◆ Problem to work on ◆
Write out the complete material exactly as it stands.

----------

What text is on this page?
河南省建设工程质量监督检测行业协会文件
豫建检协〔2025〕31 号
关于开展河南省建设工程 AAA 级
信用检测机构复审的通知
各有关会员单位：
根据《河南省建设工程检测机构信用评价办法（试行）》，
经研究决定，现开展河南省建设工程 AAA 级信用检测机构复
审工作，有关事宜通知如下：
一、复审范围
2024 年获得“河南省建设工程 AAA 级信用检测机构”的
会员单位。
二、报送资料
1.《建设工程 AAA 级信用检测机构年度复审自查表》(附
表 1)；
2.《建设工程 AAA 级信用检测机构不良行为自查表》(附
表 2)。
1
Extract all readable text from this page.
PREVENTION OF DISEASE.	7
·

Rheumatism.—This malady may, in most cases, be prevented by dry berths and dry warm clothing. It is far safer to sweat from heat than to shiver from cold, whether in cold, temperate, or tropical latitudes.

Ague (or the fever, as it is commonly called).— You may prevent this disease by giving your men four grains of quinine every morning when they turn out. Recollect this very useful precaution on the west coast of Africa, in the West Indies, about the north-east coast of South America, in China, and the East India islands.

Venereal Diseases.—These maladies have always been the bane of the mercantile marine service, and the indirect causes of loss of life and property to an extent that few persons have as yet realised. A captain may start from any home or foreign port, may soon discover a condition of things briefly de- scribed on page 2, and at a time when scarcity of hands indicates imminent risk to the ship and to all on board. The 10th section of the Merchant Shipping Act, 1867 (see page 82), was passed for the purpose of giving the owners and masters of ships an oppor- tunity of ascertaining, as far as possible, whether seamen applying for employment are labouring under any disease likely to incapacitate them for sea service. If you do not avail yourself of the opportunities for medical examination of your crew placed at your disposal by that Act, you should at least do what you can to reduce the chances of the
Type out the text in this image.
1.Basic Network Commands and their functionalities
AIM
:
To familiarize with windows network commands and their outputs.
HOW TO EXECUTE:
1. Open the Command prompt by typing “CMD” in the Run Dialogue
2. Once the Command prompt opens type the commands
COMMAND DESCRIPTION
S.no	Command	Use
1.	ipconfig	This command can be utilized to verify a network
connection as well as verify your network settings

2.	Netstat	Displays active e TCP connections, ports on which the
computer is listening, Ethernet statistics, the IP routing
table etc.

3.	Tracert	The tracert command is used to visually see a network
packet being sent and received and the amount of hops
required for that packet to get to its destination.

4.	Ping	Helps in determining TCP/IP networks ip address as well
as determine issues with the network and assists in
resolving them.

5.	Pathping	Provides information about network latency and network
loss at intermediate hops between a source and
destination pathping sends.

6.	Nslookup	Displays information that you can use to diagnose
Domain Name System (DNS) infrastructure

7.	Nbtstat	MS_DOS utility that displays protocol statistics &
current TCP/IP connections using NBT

----------

◆ Final result ◆
What text is on this page?
河南省建设工程质量监督检测行业协会文件
豫建检协〔2025〕31 号
关于开展河南省建设工程 AAA 级
信用检测机构复审的通知
各有关会员单位：
根据《河南省建设工程检测机构信用评价办法（试行）》，
经研究决定，现开展河南省建设工程 AAA 级信用检测机构复
审工作，有关事宜通知如下：
一、复审范围
2024 年获得“河南省建设工程 AAA 级信用检测机构”的
会员单位。
二、报送资料
1.《建设工程 AAA 级信用检测机构年度复审自查表》(附
表 1)；
2.《建设工程 AAA 级信用检测机构不良行为自查表》(附
表 2)。
1
Extract all readable text from this page.
PREVENTION OF DISEASE.	7
·

Rheumatism.—This malady may, in most cases, be prevented by dry berths and dry warm clothing. It is far safer to sweat from heat than to shiver from cold, whether in cold, temperate, or tropical latitudes.

Ague (or the fever, as it is commonly called).— You may prevent this disease by giving your men four grains of quinine every morning when they turn out. Recollect this very useful precaution on the west coast of Africa, in the West Indies, about the north-east coast of South America, in China, and the East India islands.

Venereal Diseases.—These maladies have always been the bane of the mercantile marine service, and the indirect causes of loss of life and property to an extent that few persons have as yet realised. A captain may start from any home or foreign port, may soon discover a condition of things briefly de- scribed on page 2, and at a time when scarcity of hands indicates imminent risk to the ship and to all on board. The 10th section of the Merchant Shipping Act, 1867 (see page 82), was passed for the purpose of giving the owners and masters of ships an oppor- tunity of ascertaining, as far as possible, whether seamen applying for employment are labouring under any disease likely to incapacitate them for sea service. If you do not avail yourself of the opportunities for medical examination of your crew placed at your disposal by that Act, you should at least do what you can to reduce the chances of the
Type out the text in this image.
1.Basic Network Commands and their functionalities
AIM
:
To familiarize with windows network commands and their outputs.
HOW TO EXECUTE:
1. Open the Command prompt by typing “CMD” in the Run Dialogue
2. Once the Command prompt opens type the commands
COMMAND DESCRIPTION
S.no	Command	Use
1.	ipconfig	This command can be utilized to verify a network
connection as well as verify your network settings

2.	Netstat	Displays active e TCP connections, ports on which the
computer is listening, Ethernet statistics, the IP routing
table etc.

3.	Tracert	The tracert command is used to visually see a network
packet being sent and received and the amount of hops
required for that packet to get to its destination.

4.	Ping	Helps in determining TCP/IP networks ip address as well
as determine issues with the network and assists in
resolving them.

5.	Pathping	Provides information about network latency and network
loss at intermediate hops between a source and
destination pathping sends.

6.	Nslookup	Displays information that you can use to diagnose
Domain Name System (DNS) infrastructure

7.	Nbtstat	MS_DOS utility that displays protocol statistics &
current TCP/IP connections using NBT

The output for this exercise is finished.